Each line that contains the string "dans" counts once; report how many such lines appear in the data, as a number only.

┌─ INPUT MATERIAL

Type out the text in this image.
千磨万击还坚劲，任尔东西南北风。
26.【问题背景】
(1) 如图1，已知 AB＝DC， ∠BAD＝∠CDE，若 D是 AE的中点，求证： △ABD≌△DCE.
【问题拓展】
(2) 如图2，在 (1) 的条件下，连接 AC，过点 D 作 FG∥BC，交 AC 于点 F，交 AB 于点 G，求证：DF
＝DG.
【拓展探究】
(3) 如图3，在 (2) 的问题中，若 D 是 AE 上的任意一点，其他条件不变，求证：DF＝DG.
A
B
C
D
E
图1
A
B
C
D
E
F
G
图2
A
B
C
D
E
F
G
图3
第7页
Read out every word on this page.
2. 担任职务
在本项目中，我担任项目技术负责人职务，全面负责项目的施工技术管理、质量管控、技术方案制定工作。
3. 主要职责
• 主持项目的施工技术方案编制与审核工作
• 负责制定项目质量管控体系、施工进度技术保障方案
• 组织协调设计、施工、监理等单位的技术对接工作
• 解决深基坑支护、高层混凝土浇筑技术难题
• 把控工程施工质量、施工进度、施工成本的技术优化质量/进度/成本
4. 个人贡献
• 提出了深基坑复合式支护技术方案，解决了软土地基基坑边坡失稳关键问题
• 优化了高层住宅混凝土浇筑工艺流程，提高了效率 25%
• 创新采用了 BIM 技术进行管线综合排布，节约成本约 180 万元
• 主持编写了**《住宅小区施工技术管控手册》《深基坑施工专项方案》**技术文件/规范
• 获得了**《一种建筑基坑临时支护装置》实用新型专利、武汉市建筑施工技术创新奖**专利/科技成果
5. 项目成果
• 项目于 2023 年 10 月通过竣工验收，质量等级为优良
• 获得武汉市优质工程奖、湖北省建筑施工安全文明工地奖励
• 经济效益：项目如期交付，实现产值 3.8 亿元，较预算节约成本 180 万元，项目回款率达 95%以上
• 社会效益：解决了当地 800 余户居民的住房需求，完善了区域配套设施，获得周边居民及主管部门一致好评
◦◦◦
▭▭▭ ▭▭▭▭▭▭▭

└─
┌─ INPUT MATERIAL

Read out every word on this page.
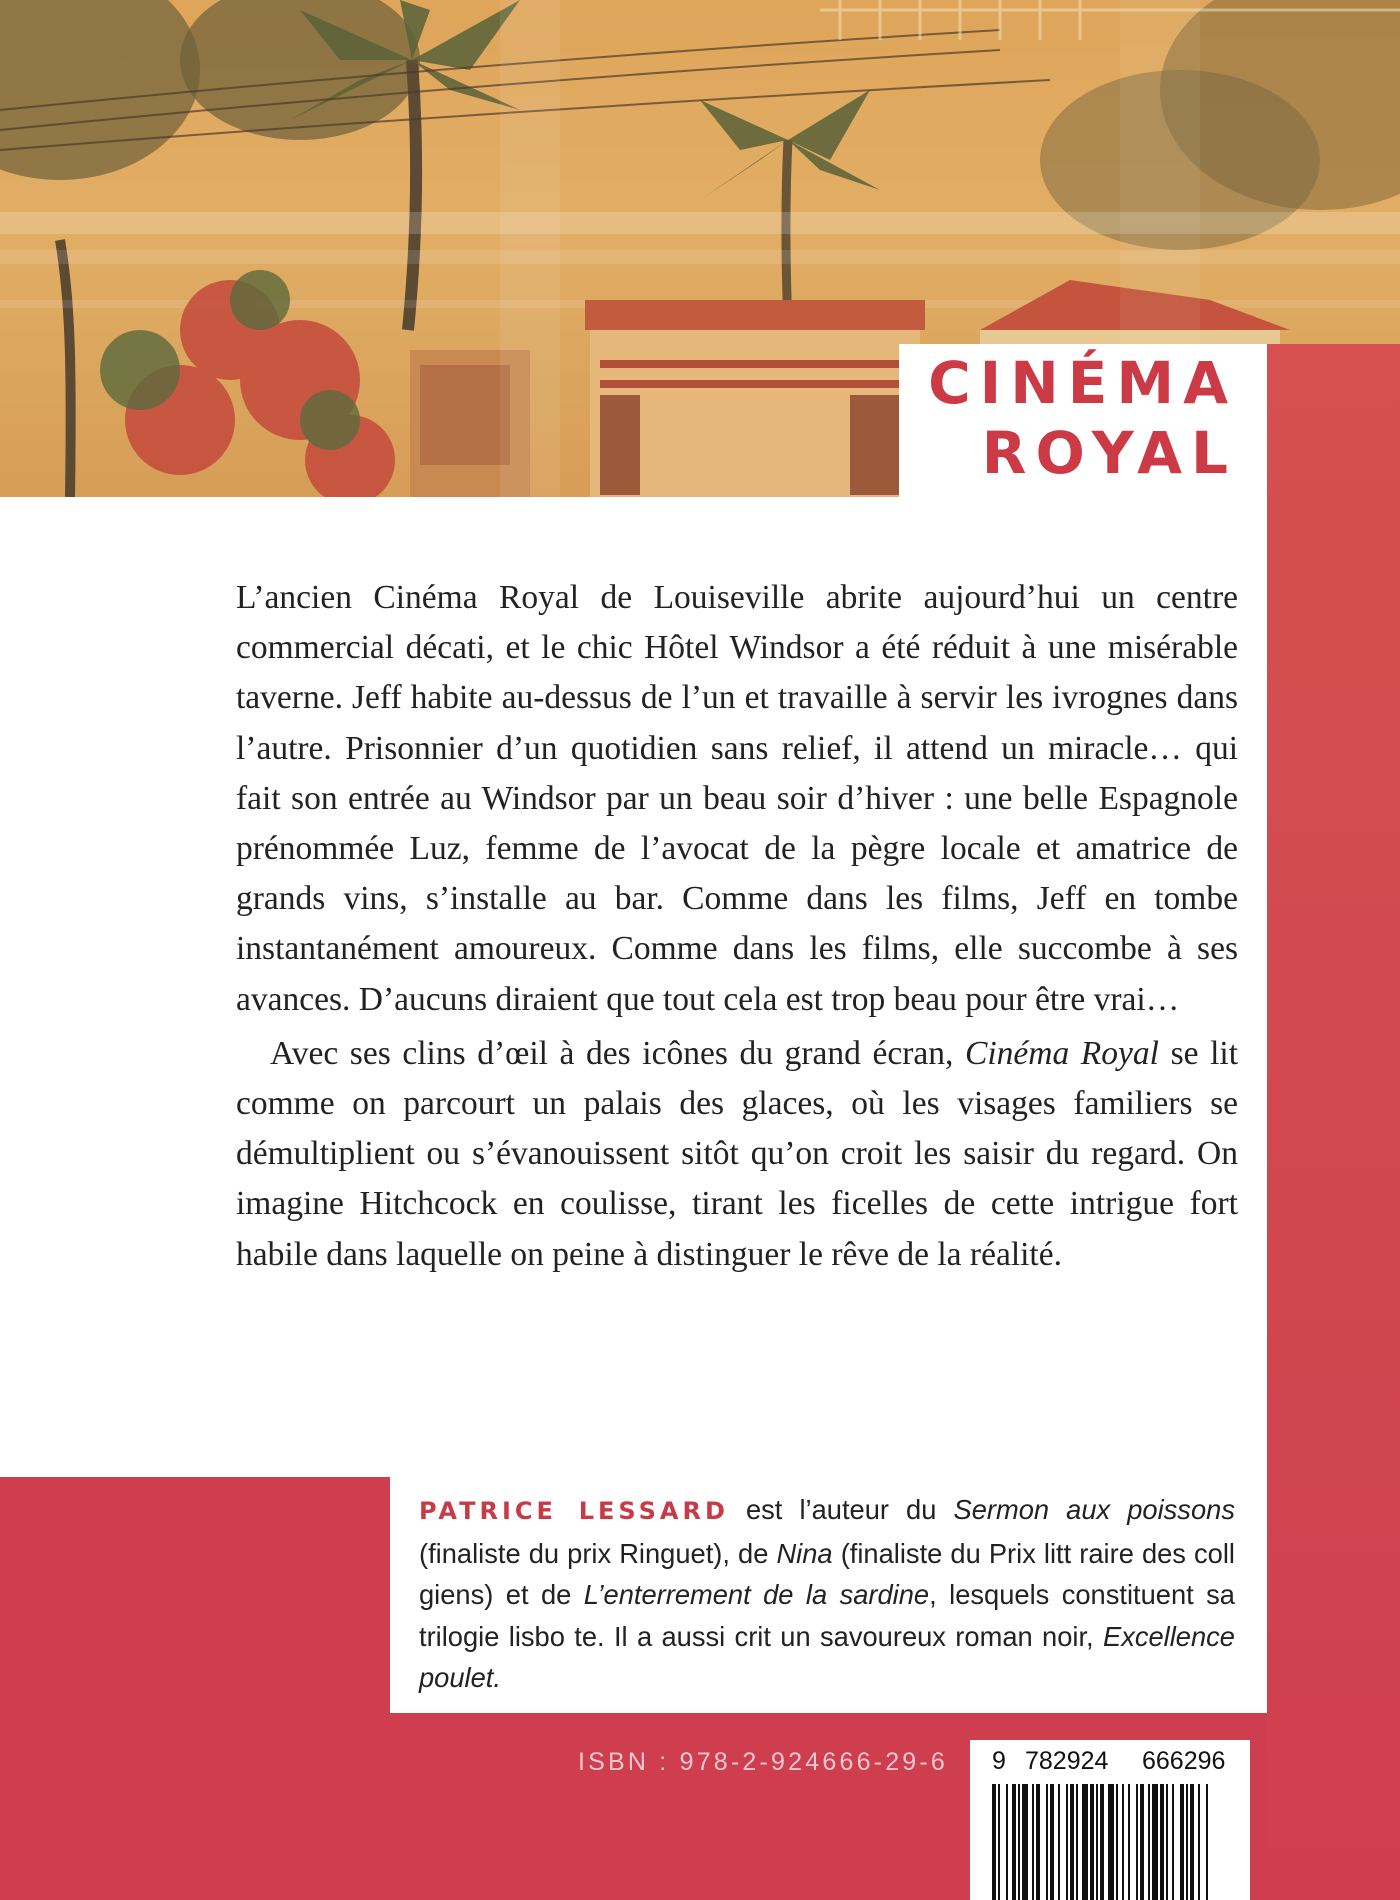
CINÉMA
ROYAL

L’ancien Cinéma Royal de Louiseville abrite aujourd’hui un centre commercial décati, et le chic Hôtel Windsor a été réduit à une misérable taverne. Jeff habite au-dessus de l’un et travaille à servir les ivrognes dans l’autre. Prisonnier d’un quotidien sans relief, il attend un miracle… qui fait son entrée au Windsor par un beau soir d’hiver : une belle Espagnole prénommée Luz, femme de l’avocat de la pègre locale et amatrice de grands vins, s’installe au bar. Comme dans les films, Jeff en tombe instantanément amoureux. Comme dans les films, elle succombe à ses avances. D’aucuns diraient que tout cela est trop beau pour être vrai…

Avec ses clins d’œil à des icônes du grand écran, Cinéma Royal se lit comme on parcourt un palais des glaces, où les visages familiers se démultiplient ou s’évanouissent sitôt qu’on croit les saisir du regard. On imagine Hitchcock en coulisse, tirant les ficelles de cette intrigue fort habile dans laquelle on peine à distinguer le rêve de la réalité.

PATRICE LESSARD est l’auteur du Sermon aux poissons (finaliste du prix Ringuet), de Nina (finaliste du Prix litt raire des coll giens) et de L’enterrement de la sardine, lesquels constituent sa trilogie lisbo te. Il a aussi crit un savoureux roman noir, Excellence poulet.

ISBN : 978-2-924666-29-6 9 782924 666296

└─

OUTPUT BELOW:
2